— START Material for the task —

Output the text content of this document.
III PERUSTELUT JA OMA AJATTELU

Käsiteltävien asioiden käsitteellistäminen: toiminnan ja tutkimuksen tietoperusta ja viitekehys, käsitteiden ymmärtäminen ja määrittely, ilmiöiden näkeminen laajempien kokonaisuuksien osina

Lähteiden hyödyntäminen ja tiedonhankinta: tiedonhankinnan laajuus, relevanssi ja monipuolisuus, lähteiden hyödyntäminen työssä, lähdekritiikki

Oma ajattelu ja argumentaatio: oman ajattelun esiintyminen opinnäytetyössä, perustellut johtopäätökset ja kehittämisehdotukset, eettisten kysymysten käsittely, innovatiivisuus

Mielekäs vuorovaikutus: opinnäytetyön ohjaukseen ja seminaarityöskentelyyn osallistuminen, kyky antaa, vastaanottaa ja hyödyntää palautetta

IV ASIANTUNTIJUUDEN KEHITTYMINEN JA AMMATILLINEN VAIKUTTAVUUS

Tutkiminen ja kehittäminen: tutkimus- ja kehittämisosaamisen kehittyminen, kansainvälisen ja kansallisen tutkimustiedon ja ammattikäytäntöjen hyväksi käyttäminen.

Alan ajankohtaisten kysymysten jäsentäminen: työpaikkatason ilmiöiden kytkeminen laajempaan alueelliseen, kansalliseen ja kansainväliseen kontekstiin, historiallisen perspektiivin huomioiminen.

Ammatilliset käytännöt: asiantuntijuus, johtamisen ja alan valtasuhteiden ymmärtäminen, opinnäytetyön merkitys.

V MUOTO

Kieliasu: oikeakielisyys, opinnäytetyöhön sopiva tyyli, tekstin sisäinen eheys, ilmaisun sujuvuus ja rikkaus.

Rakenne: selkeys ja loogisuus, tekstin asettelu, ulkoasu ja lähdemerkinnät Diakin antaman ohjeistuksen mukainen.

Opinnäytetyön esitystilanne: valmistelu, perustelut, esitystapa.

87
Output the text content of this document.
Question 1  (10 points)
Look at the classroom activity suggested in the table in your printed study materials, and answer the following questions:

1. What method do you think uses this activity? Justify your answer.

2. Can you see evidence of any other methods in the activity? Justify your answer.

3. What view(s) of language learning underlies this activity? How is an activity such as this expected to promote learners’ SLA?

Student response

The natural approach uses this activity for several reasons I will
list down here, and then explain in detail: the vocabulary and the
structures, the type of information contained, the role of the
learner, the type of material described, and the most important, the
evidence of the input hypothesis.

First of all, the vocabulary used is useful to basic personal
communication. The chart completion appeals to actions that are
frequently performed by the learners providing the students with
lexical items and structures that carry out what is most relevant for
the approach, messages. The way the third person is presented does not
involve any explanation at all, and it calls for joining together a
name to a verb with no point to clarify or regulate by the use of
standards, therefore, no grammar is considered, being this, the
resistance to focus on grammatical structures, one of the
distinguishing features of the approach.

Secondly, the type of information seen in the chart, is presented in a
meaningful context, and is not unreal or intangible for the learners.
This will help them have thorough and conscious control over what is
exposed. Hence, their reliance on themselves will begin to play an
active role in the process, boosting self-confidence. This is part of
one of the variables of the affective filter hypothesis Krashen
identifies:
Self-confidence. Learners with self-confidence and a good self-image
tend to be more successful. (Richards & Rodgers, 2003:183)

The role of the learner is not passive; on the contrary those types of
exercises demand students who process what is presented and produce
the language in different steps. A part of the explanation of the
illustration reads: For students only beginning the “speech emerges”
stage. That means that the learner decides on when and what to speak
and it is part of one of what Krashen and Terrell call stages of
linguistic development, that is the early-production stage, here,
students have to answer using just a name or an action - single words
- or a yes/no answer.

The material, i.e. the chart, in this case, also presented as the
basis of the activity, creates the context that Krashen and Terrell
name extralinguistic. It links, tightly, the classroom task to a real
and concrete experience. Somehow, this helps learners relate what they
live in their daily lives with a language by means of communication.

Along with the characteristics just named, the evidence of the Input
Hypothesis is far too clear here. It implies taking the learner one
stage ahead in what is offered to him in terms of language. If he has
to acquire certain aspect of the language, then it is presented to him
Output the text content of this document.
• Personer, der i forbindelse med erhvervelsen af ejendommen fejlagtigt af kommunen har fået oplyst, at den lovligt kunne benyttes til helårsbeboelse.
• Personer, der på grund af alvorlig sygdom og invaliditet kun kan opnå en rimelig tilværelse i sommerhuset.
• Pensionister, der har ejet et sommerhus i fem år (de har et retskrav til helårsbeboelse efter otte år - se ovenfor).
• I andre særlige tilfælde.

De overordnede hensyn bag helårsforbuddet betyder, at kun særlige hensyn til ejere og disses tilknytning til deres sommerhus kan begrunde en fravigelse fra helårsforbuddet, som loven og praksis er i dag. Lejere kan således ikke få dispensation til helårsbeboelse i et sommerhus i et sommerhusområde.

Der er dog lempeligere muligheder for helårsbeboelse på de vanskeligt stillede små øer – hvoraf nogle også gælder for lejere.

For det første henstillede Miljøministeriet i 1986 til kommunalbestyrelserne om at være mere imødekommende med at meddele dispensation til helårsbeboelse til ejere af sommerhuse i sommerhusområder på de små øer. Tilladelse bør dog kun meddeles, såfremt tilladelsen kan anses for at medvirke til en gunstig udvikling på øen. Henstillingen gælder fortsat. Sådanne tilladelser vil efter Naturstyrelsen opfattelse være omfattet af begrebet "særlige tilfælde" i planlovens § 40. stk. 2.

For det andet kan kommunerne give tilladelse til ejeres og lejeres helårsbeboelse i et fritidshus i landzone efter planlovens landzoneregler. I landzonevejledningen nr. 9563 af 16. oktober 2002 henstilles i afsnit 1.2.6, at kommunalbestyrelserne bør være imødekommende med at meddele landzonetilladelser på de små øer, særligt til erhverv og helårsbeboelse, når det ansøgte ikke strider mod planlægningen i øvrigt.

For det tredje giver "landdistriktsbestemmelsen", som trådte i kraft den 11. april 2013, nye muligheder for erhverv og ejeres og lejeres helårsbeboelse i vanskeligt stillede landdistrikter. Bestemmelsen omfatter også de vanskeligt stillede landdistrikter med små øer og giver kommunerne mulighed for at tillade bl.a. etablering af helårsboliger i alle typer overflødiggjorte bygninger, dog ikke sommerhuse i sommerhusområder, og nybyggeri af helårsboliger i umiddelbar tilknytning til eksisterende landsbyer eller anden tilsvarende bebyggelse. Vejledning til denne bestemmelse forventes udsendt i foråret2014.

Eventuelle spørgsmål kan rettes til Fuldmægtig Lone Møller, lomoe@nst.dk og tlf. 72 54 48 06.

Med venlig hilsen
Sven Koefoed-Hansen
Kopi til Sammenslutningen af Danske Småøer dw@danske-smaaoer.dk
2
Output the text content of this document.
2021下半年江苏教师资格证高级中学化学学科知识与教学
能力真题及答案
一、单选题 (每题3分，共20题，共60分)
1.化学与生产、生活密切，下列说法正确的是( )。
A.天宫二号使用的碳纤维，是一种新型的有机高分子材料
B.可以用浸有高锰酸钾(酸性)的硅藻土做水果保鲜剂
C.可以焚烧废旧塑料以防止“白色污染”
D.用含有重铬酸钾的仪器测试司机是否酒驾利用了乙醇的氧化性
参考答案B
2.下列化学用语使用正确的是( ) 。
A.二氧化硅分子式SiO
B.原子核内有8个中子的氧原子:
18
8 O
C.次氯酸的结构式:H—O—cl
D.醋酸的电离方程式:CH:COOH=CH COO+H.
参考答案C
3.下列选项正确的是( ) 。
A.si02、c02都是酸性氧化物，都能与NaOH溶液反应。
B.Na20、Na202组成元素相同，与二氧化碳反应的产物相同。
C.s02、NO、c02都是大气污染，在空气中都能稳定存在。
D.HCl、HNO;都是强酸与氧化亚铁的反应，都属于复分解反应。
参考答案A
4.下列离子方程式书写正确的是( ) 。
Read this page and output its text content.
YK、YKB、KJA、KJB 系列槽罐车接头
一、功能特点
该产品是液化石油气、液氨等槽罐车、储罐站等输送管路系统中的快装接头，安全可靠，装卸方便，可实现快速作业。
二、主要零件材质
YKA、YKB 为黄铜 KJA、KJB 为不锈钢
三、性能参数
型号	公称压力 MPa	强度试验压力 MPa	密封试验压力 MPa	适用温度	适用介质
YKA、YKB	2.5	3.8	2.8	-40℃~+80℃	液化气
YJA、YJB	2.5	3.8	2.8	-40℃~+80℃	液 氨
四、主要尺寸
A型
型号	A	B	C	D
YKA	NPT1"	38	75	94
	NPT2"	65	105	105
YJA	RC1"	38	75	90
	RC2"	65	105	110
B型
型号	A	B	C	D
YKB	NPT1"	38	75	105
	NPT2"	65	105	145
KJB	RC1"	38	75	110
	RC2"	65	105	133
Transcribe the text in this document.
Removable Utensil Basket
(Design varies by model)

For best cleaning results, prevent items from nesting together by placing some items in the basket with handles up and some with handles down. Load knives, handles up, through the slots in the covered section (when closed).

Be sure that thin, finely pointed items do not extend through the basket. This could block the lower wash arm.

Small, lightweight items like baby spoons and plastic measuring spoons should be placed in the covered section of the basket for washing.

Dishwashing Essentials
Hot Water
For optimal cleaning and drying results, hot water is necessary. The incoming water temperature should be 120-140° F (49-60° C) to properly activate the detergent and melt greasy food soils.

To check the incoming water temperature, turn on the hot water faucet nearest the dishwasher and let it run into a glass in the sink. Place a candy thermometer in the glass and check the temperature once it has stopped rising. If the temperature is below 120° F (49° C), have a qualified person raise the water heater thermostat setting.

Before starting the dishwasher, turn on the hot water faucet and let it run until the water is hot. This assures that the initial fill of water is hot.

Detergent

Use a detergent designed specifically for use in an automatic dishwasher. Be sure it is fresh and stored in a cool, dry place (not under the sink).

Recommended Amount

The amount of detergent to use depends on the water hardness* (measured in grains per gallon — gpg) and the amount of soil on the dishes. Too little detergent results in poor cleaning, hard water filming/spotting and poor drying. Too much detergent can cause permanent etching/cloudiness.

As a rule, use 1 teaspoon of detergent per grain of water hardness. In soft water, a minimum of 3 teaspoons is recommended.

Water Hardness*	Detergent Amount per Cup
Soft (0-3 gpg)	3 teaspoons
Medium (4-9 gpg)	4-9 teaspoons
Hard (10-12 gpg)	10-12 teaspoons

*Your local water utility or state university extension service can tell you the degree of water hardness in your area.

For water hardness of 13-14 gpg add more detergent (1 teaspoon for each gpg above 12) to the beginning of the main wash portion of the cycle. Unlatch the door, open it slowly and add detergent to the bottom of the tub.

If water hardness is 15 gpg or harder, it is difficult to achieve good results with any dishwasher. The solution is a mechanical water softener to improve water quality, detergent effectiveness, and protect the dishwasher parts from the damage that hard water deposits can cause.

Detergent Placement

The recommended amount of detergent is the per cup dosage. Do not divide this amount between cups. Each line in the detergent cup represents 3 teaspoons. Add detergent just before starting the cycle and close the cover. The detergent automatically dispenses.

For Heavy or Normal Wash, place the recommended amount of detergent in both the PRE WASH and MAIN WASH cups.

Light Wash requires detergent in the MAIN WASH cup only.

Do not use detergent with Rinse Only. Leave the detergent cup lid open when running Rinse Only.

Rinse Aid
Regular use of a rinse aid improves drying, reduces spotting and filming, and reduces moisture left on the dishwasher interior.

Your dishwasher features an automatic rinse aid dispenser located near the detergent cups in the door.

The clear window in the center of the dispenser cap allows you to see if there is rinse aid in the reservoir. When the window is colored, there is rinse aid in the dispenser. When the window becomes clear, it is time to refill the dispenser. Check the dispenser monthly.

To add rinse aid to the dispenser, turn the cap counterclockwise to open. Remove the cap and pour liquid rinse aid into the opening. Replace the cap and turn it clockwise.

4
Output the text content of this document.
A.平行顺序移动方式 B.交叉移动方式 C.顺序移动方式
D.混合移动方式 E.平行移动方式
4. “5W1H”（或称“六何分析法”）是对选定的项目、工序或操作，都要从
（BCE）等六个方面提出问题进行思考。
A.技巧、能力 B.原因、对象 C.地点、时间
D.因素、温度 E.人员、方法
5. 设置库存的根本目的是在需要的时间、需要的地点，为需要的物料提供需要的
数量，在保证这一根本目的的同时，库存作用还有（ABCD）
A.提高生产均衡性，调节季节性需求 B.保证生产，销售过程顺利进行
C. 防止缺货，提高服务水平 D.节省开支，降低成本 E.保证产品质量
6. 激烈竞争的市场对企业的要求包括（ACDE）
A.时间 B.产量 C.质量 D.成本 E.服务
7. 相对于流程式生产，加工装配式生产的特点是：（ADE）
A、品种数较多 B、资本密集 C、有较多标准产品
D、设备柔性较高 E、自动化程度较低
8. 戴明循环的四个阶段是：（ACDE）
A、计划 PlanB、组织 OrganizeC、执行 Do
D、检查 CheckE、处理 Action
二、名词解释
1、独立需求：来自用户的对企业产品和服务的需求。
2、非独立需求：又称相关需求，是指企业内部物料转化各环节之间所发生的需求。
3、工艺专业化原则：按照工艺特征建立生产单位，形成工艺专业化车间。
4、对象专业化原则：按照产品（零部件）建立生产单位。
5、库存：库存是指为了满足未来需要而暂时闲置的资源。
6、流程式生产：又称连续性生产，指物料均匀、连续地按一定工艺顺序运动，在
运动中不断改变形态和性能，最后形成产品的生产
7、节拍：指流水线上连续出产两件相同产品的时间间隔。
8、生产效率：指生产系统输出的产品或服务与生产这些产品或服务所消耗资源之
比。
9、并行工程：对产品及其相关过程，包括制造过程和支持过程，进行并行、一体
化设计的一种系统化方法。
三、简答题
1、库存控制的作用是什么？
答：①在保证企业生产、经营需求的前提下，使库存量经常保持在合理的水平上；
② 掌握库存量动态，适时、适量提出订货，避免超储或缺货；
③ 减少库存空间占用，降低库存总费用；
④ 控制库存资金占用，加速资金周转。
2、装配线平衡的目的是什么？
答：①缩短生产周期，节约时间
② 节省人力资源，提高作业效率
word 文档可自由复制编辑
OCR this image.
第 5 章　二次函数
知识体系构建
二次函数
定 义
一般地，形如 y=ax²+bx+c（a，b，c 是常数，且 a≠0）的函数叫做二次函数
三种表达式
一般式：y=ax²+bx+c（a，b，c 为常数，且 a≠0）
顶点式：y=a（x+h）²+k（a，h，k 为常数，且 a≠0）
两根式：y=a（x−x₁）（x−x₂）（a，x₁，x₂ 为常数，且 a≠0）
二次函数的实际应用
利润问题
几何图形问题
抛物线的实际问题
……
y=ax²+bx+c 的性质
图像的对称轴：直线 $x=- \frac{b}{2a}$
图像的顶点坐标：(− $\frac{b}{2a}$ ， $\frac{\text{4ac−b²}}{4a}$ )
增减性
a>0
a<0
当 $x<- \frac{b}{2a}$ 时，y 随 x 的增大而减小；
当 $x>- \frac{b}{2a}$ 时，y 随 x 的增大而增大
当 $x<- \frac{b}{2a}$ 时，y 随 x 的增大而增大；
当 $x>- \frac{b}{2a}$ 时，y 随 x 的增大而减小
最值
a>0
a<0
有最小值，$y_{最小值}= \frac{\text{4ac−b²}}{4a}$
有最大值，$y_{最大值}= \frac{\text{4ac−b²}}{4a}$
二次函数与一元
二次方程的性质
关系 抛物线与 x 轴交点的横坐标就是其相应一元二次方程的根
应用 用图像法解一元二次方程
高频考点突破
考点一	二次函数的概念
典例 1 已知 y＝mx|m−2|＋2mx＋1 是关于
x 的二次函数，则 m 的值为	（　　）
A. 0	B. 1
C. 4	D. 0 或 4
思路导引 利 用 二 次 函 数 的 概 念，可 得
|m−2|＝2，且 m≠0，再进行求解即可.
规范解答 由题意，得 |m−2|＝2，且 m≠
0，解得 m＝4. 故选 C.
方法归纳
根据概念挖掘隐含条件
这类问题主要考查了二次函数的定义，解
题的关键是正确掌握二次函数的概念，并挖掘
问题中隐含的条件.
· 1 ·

— END Material for the task —

Task brief> Of all the lines in the data above, state how many include "image". Say only the number.

Response below> 2